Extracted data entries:
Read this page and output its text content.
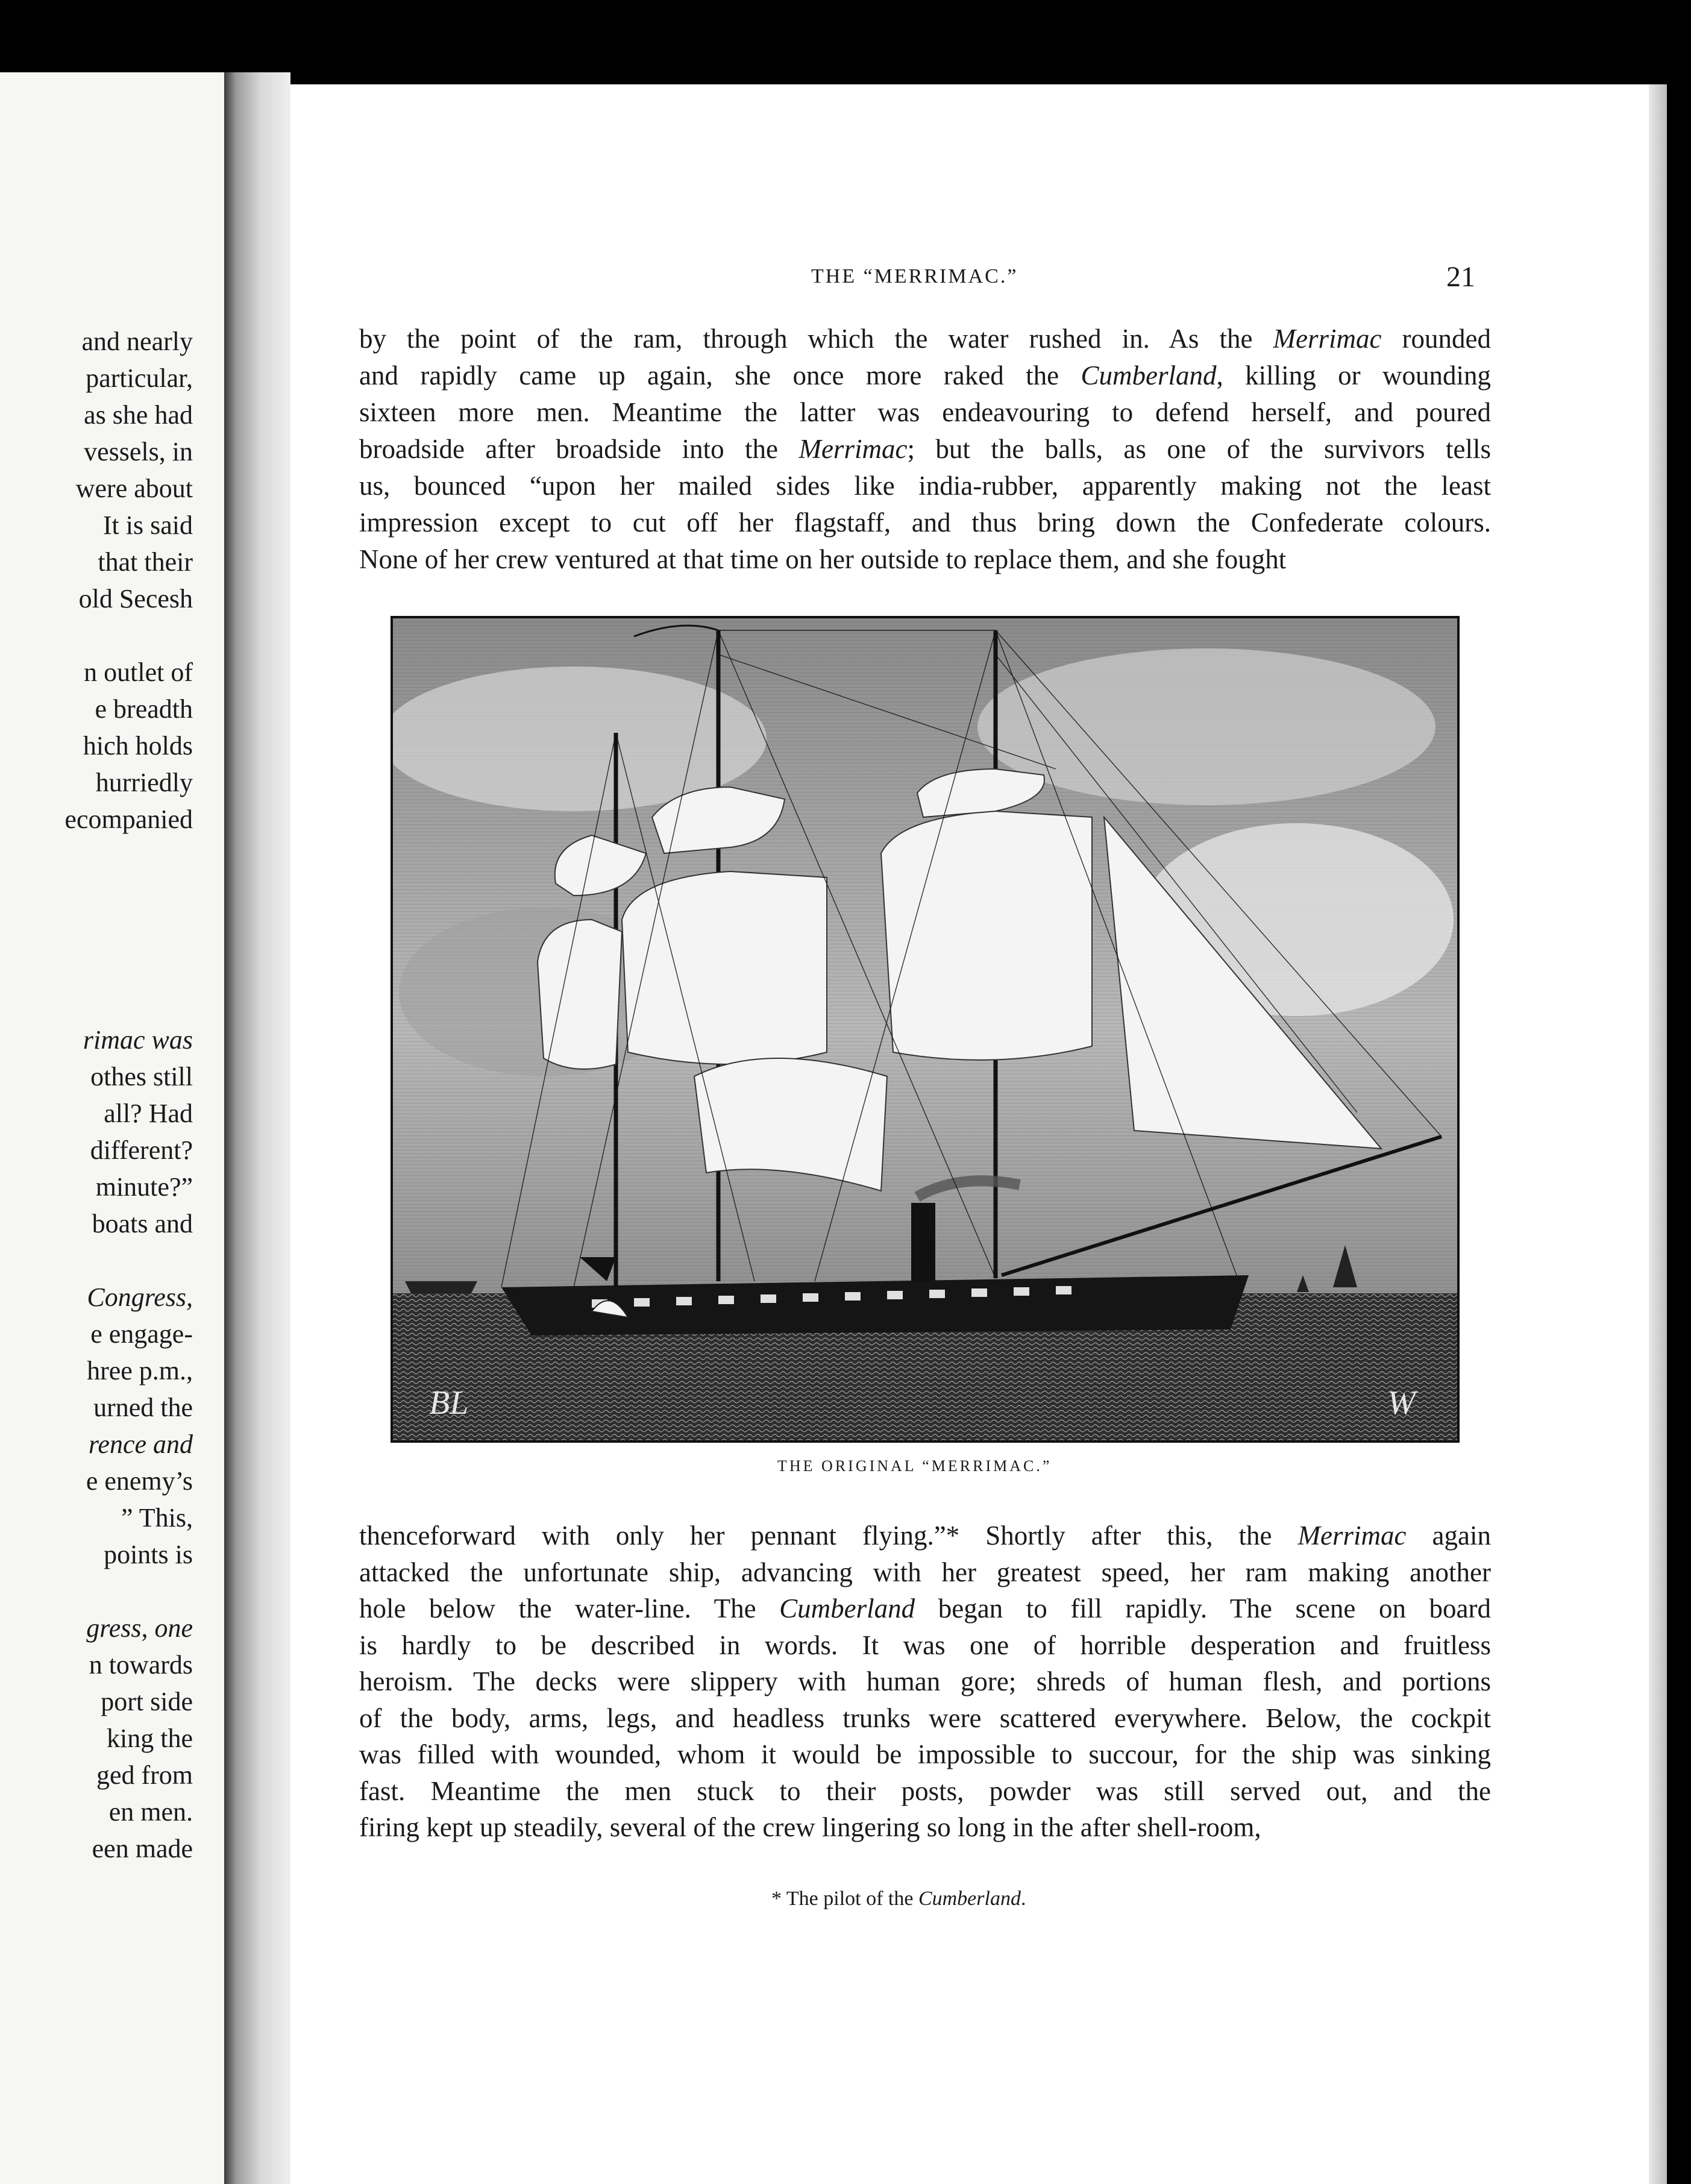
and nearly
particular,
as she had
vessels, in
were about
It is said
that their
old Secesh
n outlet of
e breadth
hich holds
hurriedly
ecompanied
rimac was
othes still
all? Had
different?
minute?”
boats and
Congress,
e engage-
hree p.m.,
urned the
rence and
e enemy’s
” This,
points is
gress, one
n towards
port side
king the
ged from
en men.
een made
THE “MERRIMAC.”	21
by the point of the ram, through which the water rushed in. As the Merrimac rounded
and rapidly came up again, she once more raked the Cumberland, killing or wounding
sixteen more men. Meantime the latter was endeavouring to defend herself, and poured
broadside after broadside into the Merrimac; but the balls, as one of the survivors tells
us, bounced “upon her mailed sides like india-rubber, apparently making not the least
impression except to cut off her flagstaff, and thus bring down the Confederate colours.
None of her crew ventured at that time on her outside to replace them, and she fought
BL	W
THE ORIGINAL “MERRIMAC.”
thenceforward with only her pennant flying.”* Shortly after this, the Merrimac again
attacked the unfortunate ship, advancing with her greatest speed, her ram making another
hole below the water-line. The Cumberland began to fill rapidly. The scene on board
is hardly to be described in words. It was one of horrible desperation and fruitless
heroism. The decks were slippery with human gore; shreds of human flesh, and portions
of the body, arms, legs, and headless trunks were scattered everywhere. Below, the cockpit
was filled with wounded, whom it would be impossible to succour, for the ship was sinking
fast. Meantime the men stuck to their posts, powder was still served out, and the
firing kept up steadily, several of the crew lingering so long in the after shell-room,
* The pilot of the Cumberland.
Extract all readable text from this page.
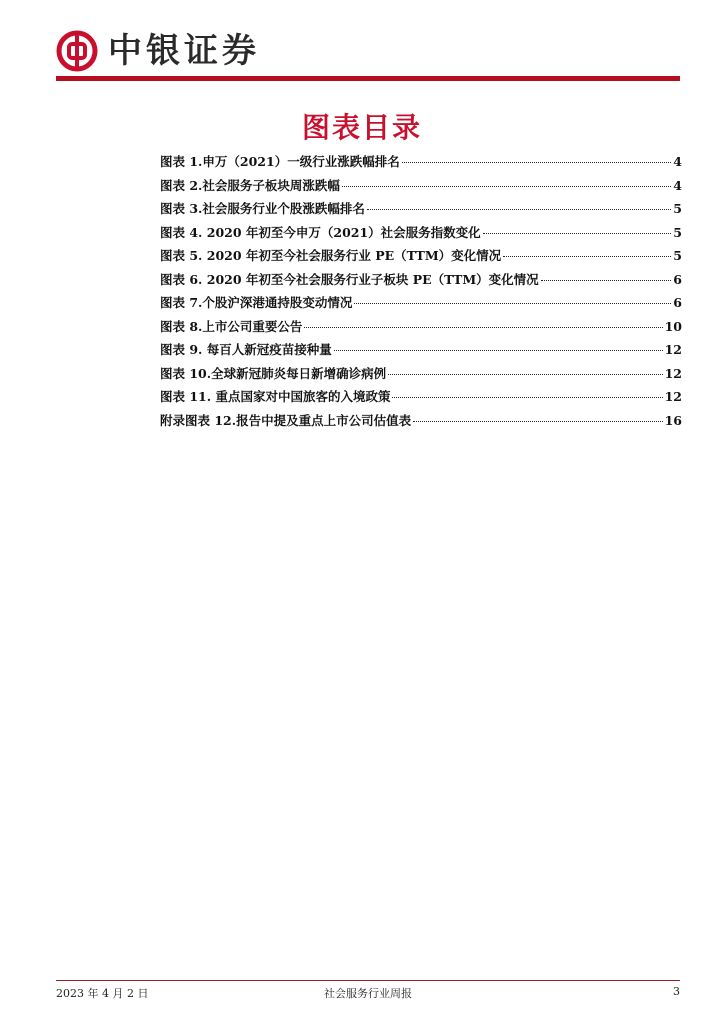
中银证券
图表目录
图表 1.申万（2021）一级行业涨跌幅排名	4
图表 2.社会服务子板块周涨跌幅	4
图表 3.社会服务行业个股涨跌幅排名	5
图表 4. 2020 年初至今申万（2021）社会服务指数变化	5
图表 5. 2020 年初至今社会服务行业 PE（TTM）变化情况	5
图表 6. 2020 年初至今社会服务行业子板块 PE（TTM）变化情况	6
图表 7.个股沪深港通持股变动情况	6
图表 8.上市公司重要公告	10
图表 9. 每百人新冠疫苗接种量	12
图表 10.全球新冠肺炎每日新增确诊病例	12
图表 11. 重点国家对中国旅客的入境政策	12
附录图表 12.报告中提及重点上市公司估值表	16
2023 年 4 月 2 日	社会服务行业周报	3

PROMPT:
Look through the records above and report how many lines hold the word "Cumberland", giving only the number.

RESPONSE TO THE TASK:
3